▸ **Aim**
Set down, word for word, the lines from the one holding "Extract the structured" to the final line, both included, and skip the pictures.

▸ **Records provided**
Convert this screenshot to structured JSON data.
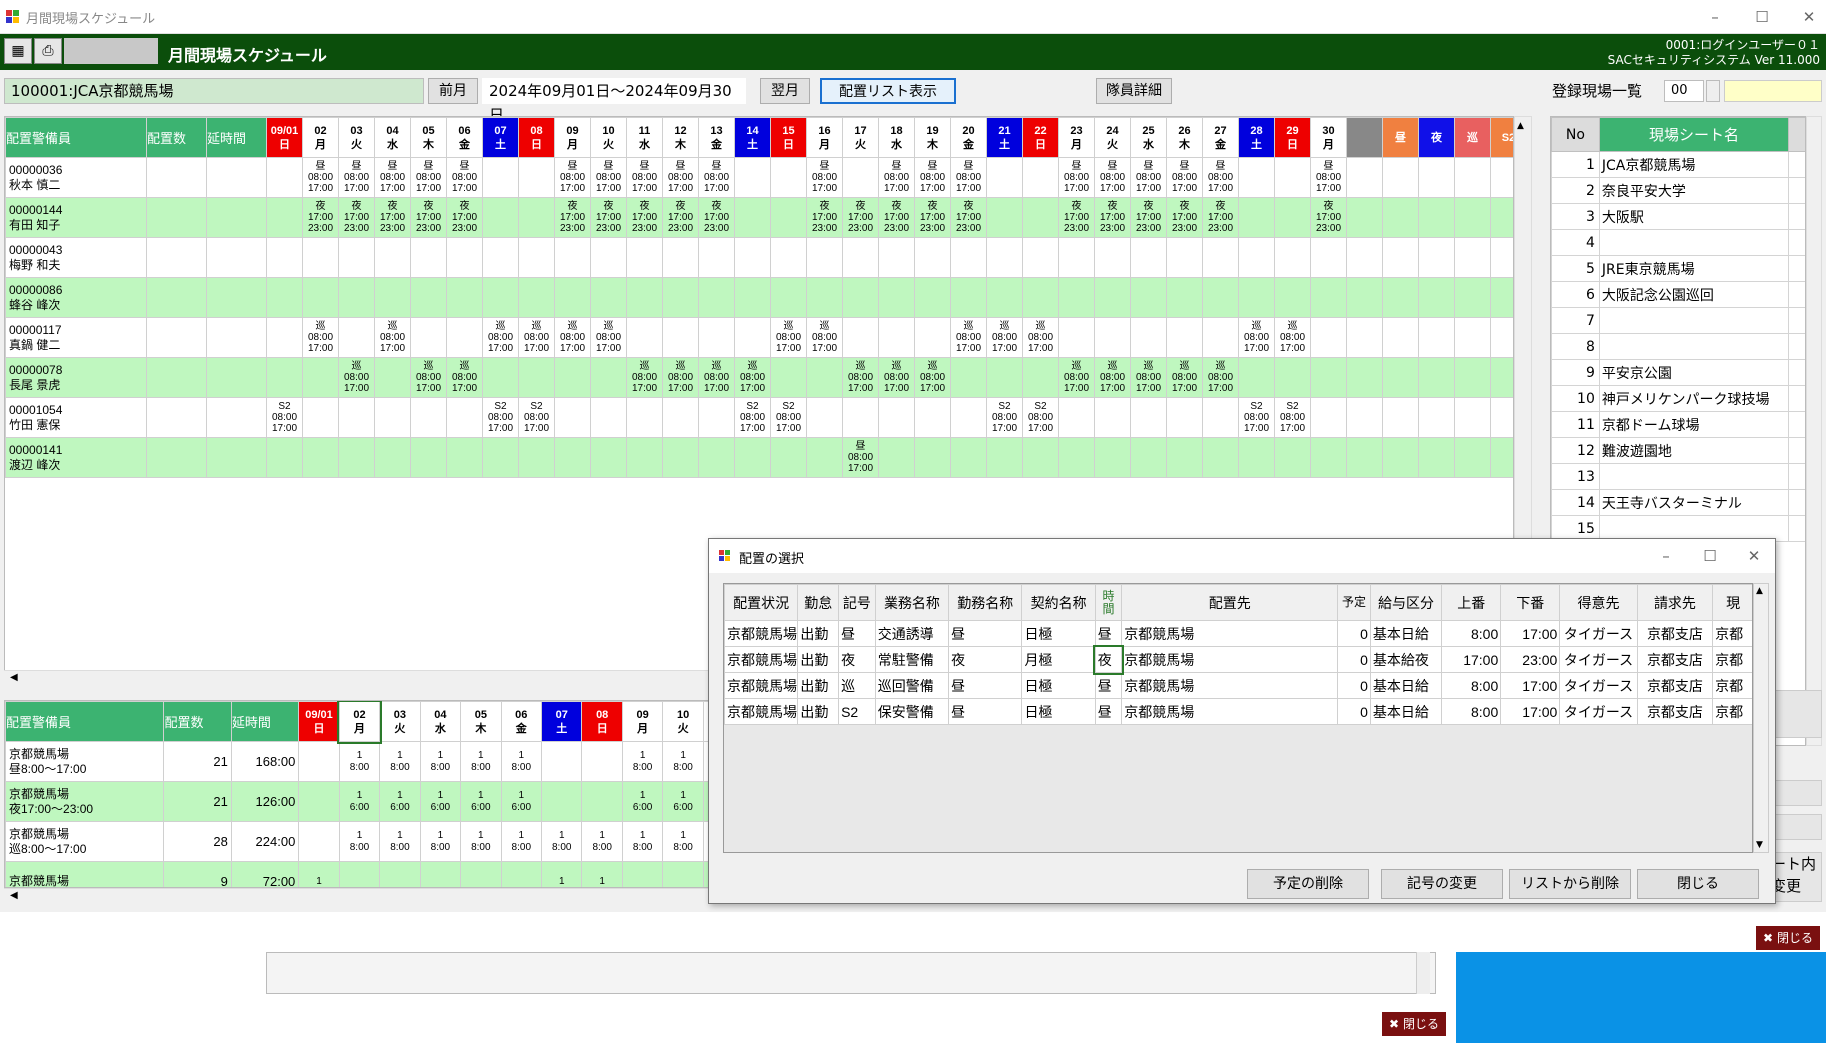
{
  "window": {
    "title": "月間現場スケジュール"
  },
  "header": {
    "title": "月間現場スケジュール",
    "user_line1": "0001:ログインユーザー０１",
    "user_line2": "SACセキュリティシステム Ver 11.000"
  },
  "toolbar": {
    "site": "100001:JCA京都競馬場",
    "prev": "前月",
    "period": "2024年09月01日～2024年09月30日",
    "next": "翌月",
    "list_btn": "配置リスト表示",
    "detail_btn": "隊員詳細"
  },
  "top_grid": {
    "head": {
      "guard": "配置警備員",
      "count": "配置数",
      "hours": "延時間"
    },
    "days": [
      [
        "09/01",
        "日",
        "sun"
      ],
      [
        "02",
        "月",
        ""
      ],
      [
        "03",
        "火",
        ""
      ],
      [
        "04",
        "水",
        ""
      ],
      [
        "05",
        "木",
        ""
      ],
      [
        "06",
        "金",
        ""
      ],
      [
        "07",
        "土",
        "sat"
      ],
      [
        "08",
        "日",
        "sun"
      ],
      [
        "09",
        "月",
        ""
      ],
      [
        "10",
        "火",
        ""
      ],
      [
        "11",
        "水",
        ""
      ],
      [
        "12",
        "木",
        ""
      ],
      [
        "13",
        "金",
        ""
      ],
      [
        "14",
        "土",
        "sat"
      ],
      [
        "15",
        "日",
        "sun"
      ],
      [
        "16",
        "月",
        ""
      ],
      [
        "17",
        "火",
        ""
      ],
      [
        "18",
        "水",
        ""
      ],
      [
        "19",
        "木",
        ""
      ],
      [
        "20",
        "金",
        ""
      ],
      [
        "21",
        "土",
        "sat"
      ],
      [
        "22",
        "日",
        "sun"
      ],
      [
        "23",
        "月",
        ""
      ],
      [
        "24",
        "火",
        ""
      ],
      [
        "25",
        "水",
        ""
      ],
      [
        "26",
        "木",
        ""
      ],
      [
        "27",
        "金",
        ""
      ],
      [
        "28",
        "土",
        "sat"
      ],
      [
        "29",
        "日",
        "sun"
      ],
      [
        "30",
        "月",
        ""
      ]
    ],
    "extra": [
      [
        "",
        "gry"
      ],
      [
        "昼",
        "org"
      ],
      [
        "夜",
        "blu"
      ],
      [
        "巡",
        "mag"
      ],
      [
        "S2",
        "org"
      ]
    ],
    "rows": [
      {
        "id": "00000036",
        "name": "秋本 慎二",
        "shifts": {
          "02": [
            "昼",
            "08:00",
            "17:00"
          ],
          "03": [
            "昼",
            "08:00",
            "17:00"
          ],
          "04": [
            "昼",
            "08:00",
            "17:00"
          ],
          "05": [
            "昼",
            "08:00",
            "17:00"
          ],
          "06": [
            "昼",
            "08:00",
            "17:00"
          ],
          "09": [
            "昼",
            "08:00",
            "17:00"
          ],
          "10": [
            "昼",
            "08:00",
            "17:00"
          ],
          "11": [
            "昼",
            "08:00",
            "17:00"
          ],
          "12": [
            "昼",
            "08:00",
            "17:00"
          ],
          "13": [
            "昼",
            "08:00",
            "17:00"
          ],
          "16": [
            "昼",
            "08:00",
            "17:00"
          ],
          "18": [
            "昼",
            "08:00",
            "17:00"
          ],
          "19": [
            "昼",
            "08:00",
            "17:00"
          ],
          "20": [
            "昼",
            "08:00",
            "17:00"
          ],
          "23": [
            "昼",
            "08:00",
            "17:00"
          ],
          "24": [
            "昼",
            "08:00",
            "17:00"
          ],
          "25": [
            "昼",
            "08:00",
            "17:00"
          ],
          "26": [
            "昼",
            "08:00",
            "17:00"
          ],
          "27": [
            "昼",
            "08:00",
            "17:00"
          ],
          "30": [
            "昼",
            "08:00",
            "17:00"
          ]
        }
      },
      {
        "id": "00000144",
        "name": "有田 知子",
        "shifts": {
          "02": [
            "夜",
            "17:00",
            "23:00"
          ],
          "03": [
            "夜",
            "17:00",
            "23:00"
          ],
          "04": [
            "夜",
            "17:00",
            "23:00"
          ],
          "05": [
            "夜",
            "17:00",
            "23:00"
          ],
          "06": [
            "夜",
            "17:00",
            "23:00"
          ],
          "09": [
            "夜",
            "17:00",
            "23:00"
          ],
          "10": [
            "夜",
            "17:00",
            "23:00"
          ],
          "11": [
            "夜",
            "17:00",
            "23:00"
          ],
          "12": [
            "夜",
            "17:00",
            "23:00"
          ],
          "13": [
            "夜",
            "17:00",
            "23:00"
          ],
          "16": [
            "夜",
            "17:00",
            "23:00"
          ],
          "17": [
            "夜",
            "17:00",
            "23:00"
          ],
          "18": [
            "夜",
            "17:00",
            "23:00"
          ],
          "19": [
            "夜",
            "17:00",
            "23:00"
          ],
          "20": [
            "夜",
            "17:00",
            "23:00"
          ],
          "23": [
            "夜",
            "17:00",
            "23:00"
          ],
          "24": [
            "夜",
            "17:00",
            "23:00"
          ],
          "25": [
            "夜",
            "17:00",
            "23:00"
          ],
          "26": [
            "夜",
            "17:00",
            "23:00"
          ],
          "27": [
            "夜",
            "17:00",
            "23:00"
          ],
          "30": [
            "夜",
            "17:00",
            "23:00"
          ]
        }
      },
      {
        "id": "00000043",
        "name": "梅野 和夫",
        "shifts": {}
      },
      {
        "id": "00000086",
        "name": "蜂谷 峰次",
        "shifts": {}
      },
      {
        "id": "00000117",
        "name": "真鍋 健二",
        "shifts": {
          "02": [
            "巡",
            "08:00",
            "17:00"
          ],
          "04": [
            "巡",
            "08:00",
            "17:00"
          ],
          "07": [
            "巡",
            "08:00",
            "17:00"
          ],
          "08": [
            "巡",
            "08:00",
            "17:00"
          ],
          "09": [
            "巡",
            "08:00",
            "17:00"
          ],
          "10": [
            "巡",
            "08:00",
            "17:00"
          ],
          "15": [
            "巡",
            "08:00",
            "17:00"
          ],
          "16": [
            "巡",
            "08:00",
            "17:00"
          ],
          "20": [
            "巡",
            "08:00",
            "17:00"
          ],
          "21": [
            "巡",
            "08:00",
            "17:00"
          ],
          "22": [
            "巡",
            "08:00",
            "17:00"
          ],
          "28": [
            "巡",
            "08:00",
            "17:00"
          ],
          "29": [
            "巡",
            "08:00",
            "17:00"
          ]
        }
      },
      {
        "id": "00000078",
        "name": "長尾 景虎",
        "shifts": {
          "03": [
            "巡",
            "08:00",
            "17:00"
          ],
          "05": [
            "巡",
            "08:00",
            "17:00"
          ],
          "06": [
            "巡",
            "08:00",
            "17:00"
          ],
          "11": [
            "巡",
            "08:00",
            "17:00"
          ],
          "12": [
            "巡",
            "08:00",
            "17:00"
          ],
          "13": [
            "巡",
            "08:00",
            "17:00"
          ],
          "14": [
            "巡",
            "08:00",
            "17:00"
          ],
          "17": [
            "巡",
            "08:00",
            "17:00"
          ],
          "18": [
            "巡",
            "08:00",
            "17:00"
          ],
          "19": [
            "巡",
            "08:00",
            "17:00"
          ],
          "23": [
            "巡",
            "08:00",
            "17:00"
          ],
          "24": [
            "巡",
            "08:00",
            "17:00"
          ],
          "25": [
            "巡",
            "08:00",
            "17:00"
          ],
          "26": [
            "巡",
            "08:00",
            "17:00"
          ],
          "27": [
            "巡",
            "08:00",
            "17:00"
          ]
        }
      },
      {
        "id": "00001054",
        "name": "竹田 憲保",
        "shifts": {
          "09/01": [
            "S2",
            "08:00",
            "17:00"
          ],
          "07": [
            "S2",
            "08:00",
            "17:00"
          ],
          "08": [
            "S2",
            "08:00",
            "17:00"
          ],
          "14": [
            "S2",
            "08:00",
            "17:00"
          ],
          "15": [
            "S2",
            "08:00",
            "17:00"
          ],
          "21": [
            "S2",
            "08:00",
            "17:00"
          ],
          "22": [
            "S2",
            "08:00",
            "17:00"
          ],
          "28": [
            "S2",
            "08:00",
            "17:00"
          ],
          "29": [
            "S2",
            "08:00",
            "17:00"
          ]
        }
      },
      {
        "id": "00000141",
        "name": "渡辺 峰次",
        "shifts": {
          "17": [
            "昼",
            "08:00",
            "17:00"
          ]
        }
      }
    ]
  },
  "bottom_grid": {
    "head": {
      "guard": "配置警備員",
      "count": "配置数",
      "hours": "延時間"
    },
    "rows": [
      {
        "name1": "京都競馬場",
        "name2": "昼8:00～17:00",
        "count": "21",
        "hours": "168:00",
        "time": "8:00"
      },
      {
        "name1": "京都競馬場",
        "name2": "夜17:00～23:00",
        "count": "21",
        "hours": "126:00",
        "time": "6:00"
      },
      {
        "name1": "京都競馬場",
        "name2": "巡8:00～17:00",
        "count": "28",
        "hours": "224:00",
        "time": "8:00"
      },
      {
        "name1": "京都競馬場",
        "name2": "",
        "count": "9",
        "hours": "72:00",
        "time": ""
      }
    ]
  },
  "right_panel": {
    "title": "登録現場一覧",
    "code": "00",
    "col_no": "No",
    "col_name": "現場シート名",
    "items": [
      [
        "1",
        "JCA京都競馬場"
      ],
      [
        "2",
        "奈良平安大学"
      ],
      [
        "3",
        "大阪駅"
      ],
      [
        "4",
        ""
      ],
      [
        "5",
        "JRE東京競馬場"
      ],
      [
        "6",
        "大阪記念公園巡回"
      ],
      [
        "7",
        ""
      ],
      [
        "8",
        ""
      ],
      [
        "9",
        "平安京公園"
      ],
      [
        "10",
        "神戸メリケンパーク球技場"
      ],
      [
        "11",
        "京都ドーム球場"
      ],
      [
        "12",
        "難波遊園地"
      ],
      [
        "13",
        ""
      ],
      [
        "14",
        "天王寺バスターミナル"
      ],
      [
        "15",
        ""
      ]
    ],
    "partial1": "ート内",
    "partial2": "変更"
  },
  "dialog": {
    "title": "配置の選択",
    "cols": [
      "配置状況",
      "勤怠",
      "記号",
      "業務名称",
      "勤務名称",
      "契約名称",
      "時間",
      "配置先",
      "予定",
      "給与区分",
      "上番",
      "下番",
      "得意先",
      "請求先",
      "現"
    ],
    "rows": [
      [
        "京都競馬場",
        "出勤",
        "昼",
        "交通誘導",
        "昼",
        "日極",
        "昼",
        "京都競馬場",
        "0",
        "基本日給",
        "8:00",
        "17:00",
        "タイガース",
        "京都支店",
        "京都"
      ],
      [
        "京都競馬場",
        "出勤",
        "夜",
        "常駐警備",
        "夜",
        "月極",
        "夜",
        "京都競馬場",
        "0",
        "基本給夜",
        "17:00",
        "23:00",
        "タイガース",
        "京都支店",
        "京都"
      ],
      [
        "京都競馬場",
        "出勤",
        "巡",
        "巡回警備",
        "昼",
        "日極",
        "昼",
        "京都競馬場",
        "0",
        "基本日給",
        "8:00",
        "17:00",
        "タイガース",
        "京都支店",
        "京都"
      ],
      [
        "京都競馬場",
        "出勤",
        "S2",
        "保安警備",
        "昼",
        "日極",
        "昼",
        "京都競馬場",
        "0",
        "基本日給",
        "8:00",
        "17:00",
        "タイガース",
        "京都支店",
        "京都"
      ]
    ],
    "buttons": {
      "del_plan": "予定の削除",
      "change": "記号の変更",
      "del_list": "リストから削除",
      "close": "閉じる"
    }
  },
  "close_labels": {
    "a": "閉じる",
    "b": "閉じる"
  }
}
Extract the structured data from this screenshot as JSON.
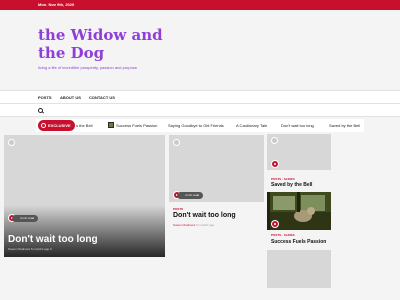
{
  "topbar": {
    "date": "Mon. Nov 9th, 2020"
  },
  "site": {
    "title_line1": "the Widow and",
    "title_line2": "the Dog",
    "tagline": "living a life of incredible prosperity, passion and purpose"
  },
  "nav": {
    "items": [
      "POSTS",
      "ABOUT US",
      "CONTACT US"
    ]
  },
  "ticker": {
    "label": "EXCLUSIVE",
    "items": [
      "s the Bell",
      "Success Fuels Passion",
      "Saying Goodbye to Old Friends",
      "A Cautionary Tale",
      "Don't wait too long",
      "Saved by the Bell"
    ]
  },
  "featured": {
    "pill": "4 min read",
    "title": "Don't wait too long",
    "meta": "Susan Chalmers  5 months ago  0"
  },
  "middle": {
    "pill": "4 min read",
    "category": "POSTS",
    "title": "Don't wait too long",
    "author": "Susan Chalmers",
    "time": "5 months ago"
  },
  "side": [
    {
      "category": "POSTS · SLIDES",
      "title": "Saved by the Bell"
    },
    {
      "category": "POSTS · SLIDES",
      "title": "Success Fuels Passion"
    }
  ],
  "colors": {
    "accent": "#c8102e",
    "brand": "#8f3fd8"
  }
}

▸ **Reply**
Extract the structured data from this screenshot as JSON.
{
  "topbar": {
    "date": "Mon. Nov 9th, 2020"
  },
  "site": {
    "title_line1": "the Widow and",
    "title_line2": "the Dog",
    "tagline": "living a life of incredible prosperity, passion and purpose"
  },
  "nav": {
    "items": [
      "POSTS",
      "ABOUT US",
      "CONTACT US"
    ]
  },
  "ticker": {
    "label": "EXCLUSIVE",
    "items": [
      "s the Bell",
      "Success Fuels Passion",
      "Saying Goodbye to Old Friends",
      "A Cautionary Tale",
      "Don't wait too long",
      "Saved by the Bell"
    ]
  },
  "featured": {
    "pill": "4 min read",
    "title": "Don't wait too long",
    "meta": "Susan Chalmers  5 months ago  0"
  },
  "middle": {
    "pill": "4 min read",
    "category": "POSTS",
    "title": "Don't wait too long",
    "author": "Susan Chalmers",
    "time": "5 months ago"
  },
  "side": [
    {
      "category": "POSTS · SLIDES",
      "title": "Saved by the Bell"
    },
    {
      "category": "POSTS · SLIDES",
      "title": "Success Fuels Passion"
    }
  ],
  "colors": {
    "accent": "#c8102e",
    "brand": "#8f3fd8"
  }
}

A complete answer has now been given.